▸ **Your objective**
Render every row from the one containing "weight-value — [244, 397, 290, 414]" down to the one containing "max-value: 25,42 — [160, 319, 247, 336]", both included, as a JSON list of strings with one string per row and no blank lines.

▸ **Working data**

+ + + +

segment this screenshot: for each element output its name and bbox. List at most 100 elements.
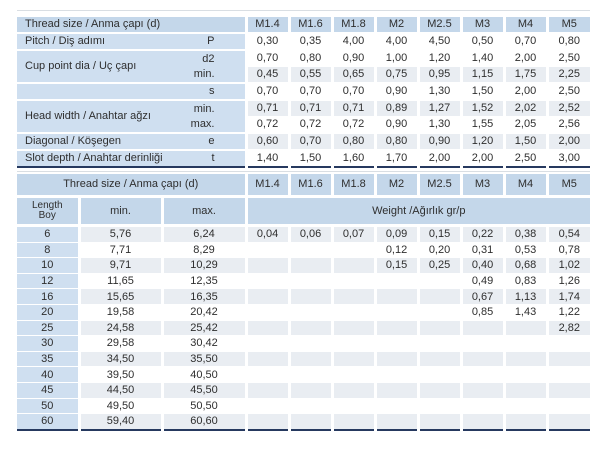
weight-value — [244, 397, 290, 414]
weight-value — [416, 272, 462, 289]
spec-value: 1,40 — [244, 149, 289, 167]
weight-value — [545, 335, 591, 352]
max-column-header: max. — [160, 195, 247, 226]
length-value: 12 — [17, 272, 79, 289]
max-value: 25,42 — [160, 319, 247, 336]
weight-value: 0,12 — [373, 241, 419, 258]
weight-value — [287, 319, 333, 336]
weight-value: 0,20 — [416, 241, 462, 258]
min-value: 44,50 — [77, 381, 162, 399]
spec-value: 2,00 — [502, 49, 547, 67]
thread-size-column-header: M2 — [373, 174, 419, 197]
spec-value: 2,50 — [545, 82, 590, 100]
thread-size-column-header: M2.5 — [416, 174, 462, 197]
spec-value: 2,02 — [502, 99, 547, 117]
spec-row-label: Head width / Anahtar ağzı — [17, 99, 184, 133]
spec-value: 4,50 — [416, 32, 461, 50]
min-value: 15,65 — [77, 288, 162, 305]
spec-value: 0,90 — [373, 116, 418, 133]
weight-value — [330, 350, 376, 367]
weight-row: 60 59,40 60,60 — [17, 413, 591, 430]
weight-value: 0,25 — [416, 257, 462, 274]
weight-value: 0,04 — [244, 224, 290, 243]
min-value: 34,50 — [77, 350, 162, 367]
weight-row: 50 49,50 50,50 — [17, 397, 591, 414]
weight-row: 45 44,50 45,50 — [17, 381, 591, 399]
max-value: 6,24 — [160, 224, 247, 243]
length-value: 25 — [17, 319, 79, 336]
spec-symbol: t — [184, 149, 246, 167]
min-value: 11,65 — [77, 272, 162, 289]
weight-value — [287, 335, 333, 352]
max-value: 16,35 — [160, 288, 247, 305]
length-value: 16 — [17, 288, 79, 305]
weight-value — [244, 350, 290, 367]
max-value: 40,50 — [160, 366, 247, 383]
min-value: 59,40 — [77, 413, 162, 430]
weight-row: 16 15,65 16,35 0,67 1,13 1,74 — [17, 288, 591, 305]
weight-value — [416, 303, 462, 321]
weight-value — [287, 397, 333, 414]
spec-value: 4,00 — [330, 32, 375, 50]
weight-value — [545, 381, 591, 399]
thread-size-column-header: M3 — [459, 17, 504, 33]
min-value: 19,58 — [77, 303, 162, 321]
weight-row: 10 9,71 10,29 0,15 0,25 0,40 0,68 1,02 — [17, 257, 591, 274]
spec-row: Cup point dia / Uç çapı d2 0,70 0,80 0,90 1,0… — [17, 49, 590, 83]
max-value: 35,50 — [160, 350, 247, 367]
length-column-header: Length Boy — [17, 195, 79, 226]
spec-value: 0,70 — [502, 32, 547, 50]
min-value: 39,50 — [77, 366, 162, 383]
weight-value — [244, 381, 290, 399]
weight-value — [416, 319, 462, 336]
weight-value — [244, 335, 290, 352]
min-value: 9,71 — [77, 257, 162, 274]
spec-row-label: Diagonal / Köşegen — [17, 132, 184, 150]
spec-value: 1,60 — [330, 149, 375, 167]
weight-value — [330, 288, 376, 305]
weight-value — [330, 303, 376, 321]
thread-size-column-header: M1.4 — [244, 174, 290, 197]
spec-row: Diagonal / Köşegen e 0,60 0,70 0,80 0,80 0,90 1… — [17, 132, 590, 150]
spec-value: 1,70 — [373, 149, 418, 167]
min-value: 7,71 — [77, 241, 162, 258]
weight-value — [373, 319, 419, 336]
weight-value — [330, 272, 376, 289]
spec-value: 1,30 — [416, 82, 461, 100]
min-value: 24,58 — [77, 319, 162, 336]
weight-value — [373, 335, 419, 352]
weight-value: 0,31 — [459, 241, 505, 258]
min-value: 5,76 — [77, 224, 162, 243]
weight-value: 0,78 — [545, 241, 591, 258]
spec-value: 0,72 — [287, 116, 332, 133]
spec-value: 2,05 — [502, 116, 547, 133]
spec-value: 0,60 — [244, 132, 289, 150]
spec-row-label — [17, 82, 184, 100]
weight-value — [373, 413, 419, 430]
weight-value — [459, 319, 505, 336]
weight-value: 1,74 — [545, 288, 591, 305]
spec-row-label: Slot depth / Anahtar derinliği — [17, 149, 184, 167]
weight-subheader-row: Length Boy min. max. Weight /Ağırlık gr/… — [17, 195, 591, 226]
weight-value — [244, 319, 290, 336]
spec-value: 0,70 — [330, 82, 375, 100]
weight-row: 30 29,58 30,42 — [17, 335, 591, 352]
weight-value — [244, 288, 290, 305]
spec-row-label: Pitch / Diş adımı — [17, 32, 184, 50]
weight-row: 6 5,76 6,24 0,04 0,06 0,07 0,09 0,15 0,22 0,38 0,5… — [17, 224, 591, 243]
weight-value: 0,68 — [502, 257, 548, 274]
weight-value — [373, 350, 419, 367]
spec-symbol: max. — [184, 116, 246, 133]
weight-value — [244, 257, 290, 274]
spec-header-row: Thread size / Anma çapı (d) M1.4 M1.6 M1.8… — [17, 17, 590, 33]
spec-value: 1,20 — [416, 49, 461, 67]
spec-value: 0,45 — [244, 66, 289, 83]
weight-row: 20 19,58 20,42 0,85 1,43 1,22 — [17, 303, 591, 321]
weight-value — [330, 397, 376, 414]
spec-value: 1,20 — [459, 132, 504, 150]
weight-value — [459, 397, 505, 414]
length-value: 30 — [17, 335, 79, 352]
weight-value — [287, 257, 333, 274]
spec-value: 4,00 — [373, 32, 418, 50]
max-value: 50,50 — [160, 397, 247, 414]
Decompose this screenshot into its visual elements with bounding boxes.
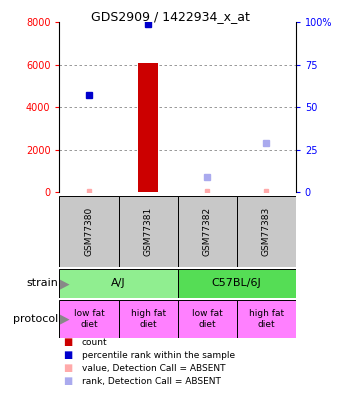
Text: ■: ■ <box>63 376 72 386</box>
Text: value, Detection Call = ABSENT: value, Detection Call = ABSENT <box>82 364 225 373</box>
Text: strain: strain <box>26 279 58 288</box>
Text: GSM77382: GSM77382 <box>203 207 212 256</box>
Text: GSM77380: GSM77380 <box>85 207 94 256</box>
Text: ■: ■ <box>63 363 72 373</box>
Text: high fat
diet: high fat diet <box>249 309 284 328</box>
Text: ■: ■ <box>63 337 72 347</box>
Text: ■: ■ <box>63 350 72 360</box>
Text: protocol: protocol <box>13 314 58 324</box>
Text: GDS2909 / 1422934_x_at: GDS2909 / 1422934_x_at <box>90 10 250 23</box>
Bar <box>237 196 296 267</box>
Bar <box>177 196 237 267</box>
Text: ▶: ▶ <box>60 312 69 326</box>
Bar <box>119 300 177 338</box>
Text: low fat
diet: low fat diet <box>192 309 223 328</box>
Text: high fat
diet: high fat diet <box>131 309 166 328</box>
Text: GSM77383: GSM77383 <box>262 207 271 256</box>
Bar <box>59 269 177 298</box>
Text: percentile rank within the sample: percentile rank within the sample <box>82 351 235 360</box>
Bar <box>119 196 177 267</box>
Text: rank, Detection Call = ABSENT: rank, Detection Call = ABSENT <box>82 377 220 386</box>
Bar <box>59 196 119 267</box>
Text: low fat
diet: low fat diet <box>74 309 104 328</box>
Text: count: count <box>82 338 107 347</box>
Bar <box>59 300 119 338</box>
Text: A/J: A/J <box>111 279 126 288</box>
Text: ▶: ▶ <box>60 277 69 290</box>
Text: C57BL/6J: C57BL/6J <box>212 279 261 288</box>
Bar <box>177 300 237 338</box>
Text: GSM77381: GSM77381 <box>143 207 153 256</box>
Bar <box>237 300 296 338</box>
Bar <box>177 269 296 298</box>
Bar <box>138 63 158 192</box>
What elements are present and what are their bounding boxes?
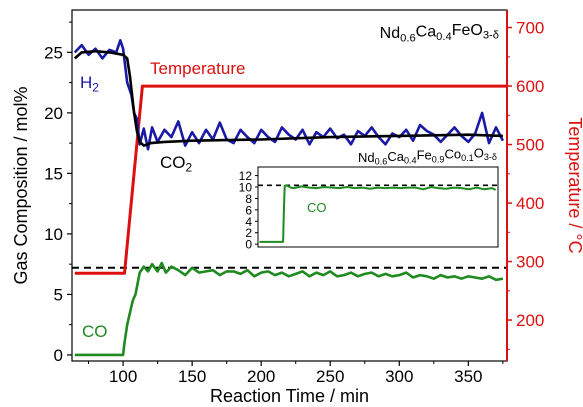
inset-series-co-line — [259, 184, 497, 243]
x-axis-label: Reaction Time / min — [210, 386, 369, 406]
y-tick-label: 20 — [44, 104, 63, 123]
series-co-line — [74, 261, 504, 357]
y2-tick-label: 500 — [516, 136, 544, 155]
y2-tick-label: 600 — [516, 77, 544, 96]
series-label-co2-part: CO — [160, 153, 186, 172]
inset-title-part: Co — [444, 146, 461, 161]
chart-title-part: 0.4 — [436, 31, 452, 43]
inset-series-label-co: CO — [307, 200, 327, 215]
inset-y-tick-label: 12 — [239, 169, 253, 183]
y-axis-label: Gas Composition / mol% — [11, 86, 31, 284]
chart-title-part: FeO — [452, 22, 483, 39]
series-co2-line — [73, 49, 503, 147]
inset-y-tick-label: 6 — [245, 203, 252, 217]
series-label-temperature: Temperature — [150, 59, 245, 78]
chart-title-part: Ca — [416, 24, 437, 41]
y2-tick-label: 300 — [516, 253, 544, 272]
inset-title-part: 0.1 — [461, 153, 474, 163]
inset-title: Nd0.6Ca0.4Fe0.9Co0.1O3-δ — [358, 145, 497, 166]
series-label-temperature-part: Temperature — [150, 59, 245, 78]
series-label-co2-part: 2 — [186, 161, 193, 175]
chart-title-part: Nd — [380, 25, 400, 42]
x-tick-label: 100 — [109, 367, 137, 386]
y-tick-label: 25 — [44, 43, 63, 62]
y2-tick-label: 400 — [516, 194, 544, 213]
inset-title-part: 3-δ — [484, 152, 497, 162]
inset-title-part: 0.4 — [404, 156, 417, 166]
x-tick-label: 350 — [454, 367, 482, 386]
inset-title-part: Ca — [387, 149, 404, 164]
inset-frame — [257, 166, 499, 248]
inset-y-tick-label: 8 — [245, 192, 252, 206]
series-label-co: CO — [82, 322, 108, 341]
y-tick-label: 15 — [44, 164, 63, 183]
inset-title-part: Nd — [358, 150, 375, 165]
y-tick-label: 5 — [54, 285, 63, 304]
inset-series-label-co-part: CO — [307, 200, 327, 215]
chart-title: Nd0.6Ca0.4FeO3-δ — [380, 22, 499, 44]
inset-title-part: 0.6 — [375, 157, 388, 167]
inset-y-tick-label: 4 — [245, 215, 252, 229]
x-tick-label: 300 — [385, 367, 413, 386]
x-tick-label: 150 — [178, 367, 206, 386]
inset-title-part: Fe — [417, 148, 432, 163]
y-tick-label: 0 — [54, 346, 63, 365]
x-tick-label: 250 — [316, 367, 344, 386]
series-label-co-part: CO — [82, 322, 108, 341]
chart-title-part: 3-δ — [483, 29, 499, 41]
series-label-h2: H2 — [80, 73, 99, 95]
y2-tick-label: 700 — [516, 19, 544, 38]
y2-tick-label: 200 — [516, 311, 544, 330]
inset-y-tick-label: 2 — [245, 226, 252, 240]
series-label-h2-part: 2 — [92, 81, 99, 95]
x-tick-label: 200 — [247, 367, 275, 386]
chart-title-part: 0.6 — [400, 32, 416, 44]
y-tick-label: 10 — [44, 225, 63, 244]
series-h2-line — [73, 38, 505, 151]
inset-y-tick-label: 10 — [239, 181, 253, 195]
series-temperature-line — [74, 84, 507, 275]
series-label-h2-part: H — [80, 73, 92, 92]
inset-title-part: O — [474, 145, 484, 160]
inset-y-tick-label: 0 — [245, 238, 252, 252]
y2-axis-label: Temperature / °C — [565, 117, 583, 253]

+ + + +

▸ **Output of the exercise**
[
  "weight-value — [244, 397, 290, 414]",
  "weight-value — [416, 272, 462, 289]",
  "spec-value: 1,40 — [244, 149, 289, 167]",
  "weight-value — [545, 335, 591, 352]",
  "max-column-header: max. — [160, 195, 247, 226]",
  "length-value: 12 — [17, 272, 79, 289]",
  "max-value: 25,42 — [160, 319, 247, 336]"
]